Figure record extracts
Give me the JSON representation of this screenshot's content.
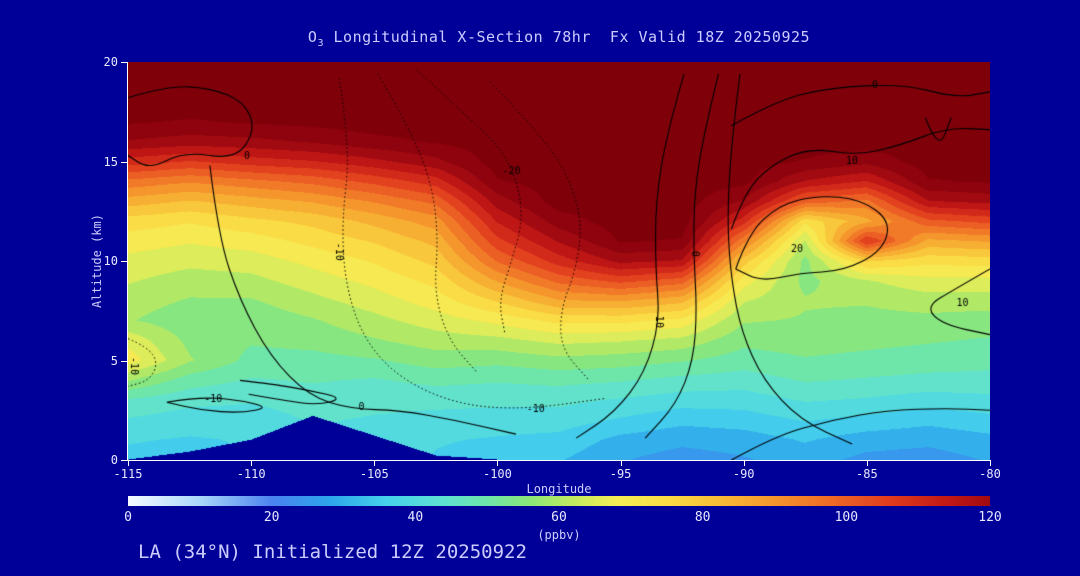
{
  "page": {
    "bg": "#000099",
    "tick_text": "#e8e8ff",
    "label_text": "#ccccff"
  },
  "header": {
    "title_prefix": "O",
    "title_sub": "3",
    "title_rest": " Longitudinal X-Section 78hr  Fx Valid 18Z 20250925"
  },
  "footer": {
    "text": "LA (34°N) Initialized 12Z 20250922"
  },
  "chart_data": {
    "type": "heatmap",
    "title": "O3 Longitudinal X-Section 78hr Fx Valid 18Z 20250925",
    "xlabel": "Longitude",
    "ylabel": "Altitude (km)",
    "xlim": [
      -115,
      -80
    ],
    "ylim": [
      0,
      20
    ],
    "x_ticks": [
      -115,
      -110,
      -105,
      -100,
      -95,
      -90,
      -85,
      -80
    ],
    "y_ticks": [
      0,
      5,
      10,
      15,
      20
    ],
    "grid": false,
    "colorbar": {
      "min": 0,
      "max": 120,
      "ticks": [
        0,
        20,
        40,
        60,
        80,
        100,
        120
      ],
      "label": "(ppbv)",
      "position": "bottom"
    },
    "quantize_step": 5,
    "colormap": [
      [
        0,
        [
          245,
          250,
          255
        ]
      ],
      [
        10,
        [
          170,
          215,
          250
        ]
      ],
      [
        20,
        [
          75,
          130,
          240
        ]
      ],
      [
        28,
        [
          45,
          165,
          235
        ]
      ],
      [
        36,
        [
          70,
          210,
          235
        ]
      ],
      [
        44,
        [
          95,
          225,
          210
        ]
      ],
      [
        50,
        [
          110,
          230,
          170
        ]
      ],
      [
        56,
        [
          140,
          230,
          120
        ]
      ],
      [
        62,
        [
          195,
          235,
          95
        ]
      ],
      [
        68,
        [
          245,
          238,
          85
        ]
      ],
      [
        75,
        [
          250,
          220,
          70
        ]
      ],
      [
        82,
        [
          248,
          190,
          55
        ]
      ],
      [
        90,
        [
          245,
          150,
          45
        ]
      ],
      [
        98,
        [
          238,
          105,
          38
        ]
      ],
      [
        106,
        [
          225,
          60,
          30
        ]
      ],
      [
        114,
        [
          195,
          25,
          22
        ]
      ],
      [
        122,
        [
          150,
          5,
          15
        ]
      ],
      [
        130,
        [
          128,
          0,
          10
        ]
      ]
    ],
    "lons": [
      -115,
      -112.5,
      -110,
      -107.5,
      -105,
      -102.5,
      -100,
      -97.5,
      -95,
      -92.5,
      -90,
      -87.5,
      -85,
      -82.5,
      -80
    ],
    "alts": [
      0,
      1,
      2,
      3,
      4,
      5,
      6,
      7,
      8,
      9,
      10,
      11,
      12,
      13,
      14,
      15,
      16,
      17,
      18,
      19,
      20
    ],
    "terrain_alt_km": [
      0,
      0.4,
      1.0,
      2.2,
      1.2,
      0.2,
      0,
      0,
      0,
      0,
      0,
      0,
      0,
      0,
      0
    ],
    "values": [
      [
        36,
        35,
        38,
        42,
        41,
        37,
        35,
        33,
        28,
        25,
        27,
        30,
        26,
        25,
        28
      ],
      [
        38,
        37,
        38,
        42,
        41,
        38,
        37,
        36,
        31,
        29,
        30,
        33,
        30,
        29,
        31
      ],
      [
        42,
        40,
        40,
        43,
        42,
        41,
        40,
        40,
        37,
        34,
        35,
        38,
        36,
        34,
        36
      ],
      [
        47,
        44,
        43,
        45,
        44,
        44,
        44,
        44,
        42,
        40,
        40,
        43,
        42,
        40,
        41
      ],
      [
        58,
        50,
        47,
        48,
        47,
        49,
        48,
        49,
        48,
        46,
        45,
        48,
        47,
        46,
        46
      ],
      [
        70,
        58,
        51,
        51,
        52,
        55,
        54,
        56,
        55,
        53,
        50,
        52,
        51,
        50,
        49
      ],
      [
        66,
        56,
        53,
        54,
        57,
        60,
        61,
        64,
        63,
        61,
        54,
        55,
        54,
        53,
        52
      ],
      [
        58,
        54,
        54,
        57,
        61,
        65,
        69,
        74,
        74,
        71,
        58,
        57,
        56,
        56,
        55
      ],
      [
        60,
        57,
        57,
        61,
        65,
        70,
        78,
        87,
        88,
        84,
        63,
        58,
        58,
        60,
        60
      ],
      [
        63,
        60,
        61,
        65,
        69,
        74,
        88,
        99,
        104,
        100,
        70,
        56,
        62,
        66,
        66
      ],
      [
        66,
        64,
        65,
        69,
        73,
        79,
        98,
        110,
        119,
        117,
        80,
        56,
        78,
        74,
        75
      ],
      [
        70,
        68,
        70,
        74,
        78,
        84,
        106,
        118,
        128,
        127,
        94,
        62,
        108,
        86,
        88
      ],
      [
        75,
        73,
        76,
        79,
        84,
        90,
        113,
        125,
        130,
        130,
        110,
        74,
        86,
        101,
        104
      ],
      [
        85,
        82,
        85,
        88,
        93,
        99,
        120,
        130,
        130,
        130,
        122,
        100,
        96,
        117,
        119
      ],
      [
        96,
        93,
        96,
        99,
        104,
        110,
        127,
        130,
        130,
        130,
        129,
        117,
        112,
        127,
        128
      ],
      [
        110,
        107,
        110,
        112,
        116,
        121,
        130,
        130,
        130,
        130,
        130,
        127,
        124,
        130,
        130
      ],
      [
        122,
        120,
        121,
        123,
        126,
        128,
        130,
        130,
        130,
        130,
        130,
        130,
        130,
        130,
        130
      ],
      [
        128,
        127,
        128,
        129,
        130,
        130,
        130,
        130,
        130,
        130,
        130,
        130,
        130,
        130,
        130
      ],
      [
        130,
        130,
        130,
        130,
        130,
        130,
        130,
        130,
        130,
        130,
        130,
        130,
        130,
        130,
        130
      ],
      [
        130,
        130,
        130,
        130,
        130,
        130,
        130,
        130,
        130,
        130,
        130,
        130,
        130,
        130,
        130
      ],
      [
        130,
        130,
        130,
        130,
        130,
        130,
        130,
        130,
        130,
        130,
        130,
        130,
        130,
        130,
        130
      ]
    ],
    "overlay_contours": [
      {
        "style": "solid",
        "labels": [
          {
            "text": "0",
            "fx": 0.138,
            "fy": 0.236,
            "rot": 0
          }
        ],
        "points": [
          [
            0,
            0.09
          ],
          [
            0.045,
            0.06
          ],
          [
            0.095,
            0.065
          ],
          [
            0.135,
            0.1
          ],
          [
            0.148,
            0.17
          ],
          [
            0.125,
            0.245
          ],
          [
            0.065,
            0.225
          ],
          [
            0.025,
            0.27
          ],
          [
            0,
            0.235
          ]
        ]
      },
      {
        "style": "solid",
        "labels": [
          {
            "text": "0",
            "fx": 0.271,
            "fy": 0.869,
            "rot": 0
          }
        ],
        "points": [
          [
            0.095,
            0.26
          ],
          [
            0.105,
            0.44
          ],
          [
            0.13,
            0.6
          ],
          [
            0.165,
            0.74
          ],
          [
            0.21,
            0.84
          ],
          [
            0.26,
            0.872
          ],
          [
            0.315,
            0.875
          ],
          [
            0.38,
            0.9
          ],
          [
            0.45,
            0.935
          ]
        ]
      },
      {
        "style": "dotted",
        "labels": [
          {
            "text": "-10",
            "fx": 0.244,
            "fy": 0.477,
            "rot": 90
          },
          {
            "text": "-10",
            "fx": 0.473,
            "fy": 0.874,
            "rot": 0
          }
        ],
        "points": [
          [
            0.245,
            0.04
          ],
          [
            0.258,
            0.22
          ],
          [
            0.248,
            0.4
          ],
          [
            0.252,
            0.56
          ],
          [
            0.274,
            0.7
          ],
          [
            0.318,
            0.8
          ],
          [
            0.385,
            0.862
          ],
          [
            0.46,
            0.873
          ],
          [
            0.555,
            0.845
          ]
        ]
      },
      {
        "style": "dotted",
        "labels": [
          {
            "text": "-20",
            "fx": 0.445,
            "fy": 0.276,
            "rot": 0
          }
        ],
        "points": [
          [
            0.335,
            0.02
          ],
          [
            0.385,
            0.12
          ],
          [
            0.43,
            0.21
          ],
          [
            0.452,
            0.3
          ],
          [
            0.458,
            0.4
          ],
          [
            0.445,
            0.5
          ],
          [
            0.43,
            0.6
          ],
          [
            0.437,
            0.68
          ]
        ]
      },
      {
        "style": "dotted",
        "labels": [],
        "points": [
          [
            0.29,
            0.03
          ],
          [
            0.325,
            0.16
          ],
          [
            0.352,
            0.3
          ],
          [
            0.36,
            0.44
          ],
          [
            0.355,
            0.58
          ],
          [
            0.372,
            0.7
          ],
          [
            0.405,
            0.78
          ]
        ]
      },
      {
        "style": "dotted",
        "labels": [],
        "points": [
          [
            0.42,
            0.05
          ],
          [
            0.47,
            0.16
          ],
          [
            0.51,
            0.28
          ],
          [
            0.527,
            0.4
          ],
          [
            0.52,
            0.52
          ],
          [
            0.502,
            0.62
          ],
          [
            0.502,
            0.72
          ],
          [
            0.535,
            0.8
          ]
        ]
      },
      {
        "style": "solid",
        "labels": [
          {
            "text": "10",
            "fx": 0.615,
            "fy": 0.653,
            "rot": 90
          }
        ],
        "points": [
          [
            0.645,
            0.03
          ],
          [
            0.625,
            0.18
          ],
          [
            0.612,
            0.35
          ],
          [
            0.612,
            0.52
          ],
          [
            0.617,
            0.65
          ],
          [
            0.6,
            0.78
          ],
          [
            0.565,
            0.88
          ],
          [
            0.52,
            0.945
          ]
        ]
      },
      {
        "style": "solid",
        "labels": [
          {
            "text": "0",
            "fx": 0.657,
            "fy": 0.482,
            "rot": 90
          }
        ],
        "points": [
          [
            0.685,
            0.03
          ],
          [
            0.668,
            0.18
          ],
          [
            0.657,
            0.33
          ],
          [
            0.656,
            0.48
          ],
          [
            0.66,
            0.62
          ],
          [
            0.656,
            0.75
          ],
          [
            0.636,
            0.86
          ],
          [
            0.6,
            0.945
          ]
        ]
      },
      {
        "style": "solid",
        "labels": [],
        "points": [
          [
            0.71,
            0.03
          ],
          [
            0.7,
            0.2
          ],
          [
            0.695,
            0.4
          ],
          [
            0.7,
            0.55
          ],
          [
            0.712,
            0.68
          ],
          [
            0.737,
            0.8
          ],
          [
            0.78,
            0.9
          ],
          [
            0.84,
            0.96
          ]
        ]
      },
      {
        "style": "solid",
        "labels": [
          {
            "text": "20",
            "fx": 0.776,
            "fy": 0.472,
            "rot": 0
          }
        ],
        "points": [
          [
            0.705,
            0.52
          ],
          [
            0.72,
            0.43
          ],
          [
            0.755,
            0.36
          ],
          [
            0.8,
            0.335
          ],
          [
            0.85,
            0.345
          ],
          [
            0.885,
            0.4
          ],
          [
            0.875,
            0.475
          ],
          [
            0.83,
            0.525
          ],
          [
            0.78,
            0.53
          ],
          [
            0.735,
            0.552
          ],
          [
            0.705,
            0.52
          ]
        ]
      },
      {
        "style": "solid",
        "labels": [
          {
            "text": "10",
            "fx": 0.84,
            "fy": 0.251,
            "rot": 0
          }
        ],
        "points": [
          [
            0.7,
            0.42
          ],
          [
            0.715,
            0.33
          ],
          [
            0.745,
            0.26
          ],
          [
            0.79,
            0.215
          ],
          [
            0.845,
            0.235
          ],
          [
            0.895,
            0.21
          ],
          [
            0.95,
            0.165
          ],
          [
            1.0,
            0.17
          ]
        ]
      },
      {
        "style": "solid",
        "labels": [
          {
            "text": "-0",
            "fx": 0.863,
            "fy": 0.058,
            "rot": 0
          }
        ],
        "points": [
          [
            0.7,
            0.16
          ],
          [
            0.75,
            0.1
          ],
          [
            0.81,
            0.065
          ],
          [
            0.9,
            0.055
          ],
          [
            0.96,
            0.09
          ],
          [
            1.0,
            0.075
          ]
        ]
      },
      {
        "style": "solid",
        "labels": [],
        "points": [
          [
            0.925,
            0.14
          ],
          [
            0.94,
            0.225
          ],
          [
            0.955,
            0.14
          ]
        ]
      },
      {
        "style": "solid",
        "labels": [
          {
            "text": "10",
            "fx": 0.968,
            "fy": 0.606,
            "rot": 0
          }
        ],
        "points": [
          [
            1.0,
            0.52
          ],
          [
            0.96,
            0.57
          ],
          [
            0.925,
            0.615
          ],
          [
            0.945,
            0.66
          ],
          [
            1.0,
            0.685
          ]
        ]
      },
      {
        "style": "solid",
        "labels": [],
        "points": [
          [
            0.7,
            1.0
          ],
          [
            0.75,
            0.94
          ],
          [
            0.815,
            0.9
          ],
          [
            0.88,
            0.875
          ],
          [
            0.95,
            0.87
          ],
          [
            1.0,
            0.875
          ]
        ]
      },
      {
        "style": "dotted",
        "labels": [
          {
            "text": "-10",
            "fx": 0.006,
            "fy": 0.764,
            "rot": 90
          }
        ],
        "points": [
          [
            0,
            0.695
          ],
          [
            0.022,
            0.715
          ],
          [
            0.035,
            0.755
          ],
          [
            0.025,
            0.8
          ],
          [
            0,
            0.815
          ]
        ]
      },
      {
        "style": "solid",
        "labels": [
          {
            "text": "-10",
            "fx": 0.099,
            "fy": 0.849,
            "rot": 0
          }
        ],
        "points": [
          [
            0.045,
            0.855
          ],
          [
            0.08,
            0.842
          ],
          [
            0.125,
            0.848
          ],
          [
            0.165,
            0.868
          ],
          [
            0.13,
            0.882
          ],
          [
            0.085,
            0.875
          ],
          [
            0.045,
            0.855
          ]
        ]
      },
      {
        "style": "solid",
        "labels": [],
        "points": [
          [
            0.13,
            0.8
          ],
          [
            0.17,
            0.81
          ],
          [
            0.21,
            0.825
          ],
          [
            0.25,
            0.845
          ],
          [
            0.22,
            0.862
          ],
          [
            0.18,
            0.85
          ],
          [
            0.14,
            0.835
          ]
        ]
      }
    ]
  }
}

Brief: Find each line that has the word "Longitudinal", then copy it out.

Result:
    "title_rest": " Longitudinal X-Section 78hr  Fx Valid 18Z 20250925"
    "title": "O3 Longitudinal X-Section 78hr Fx Valid 18Z 20250925",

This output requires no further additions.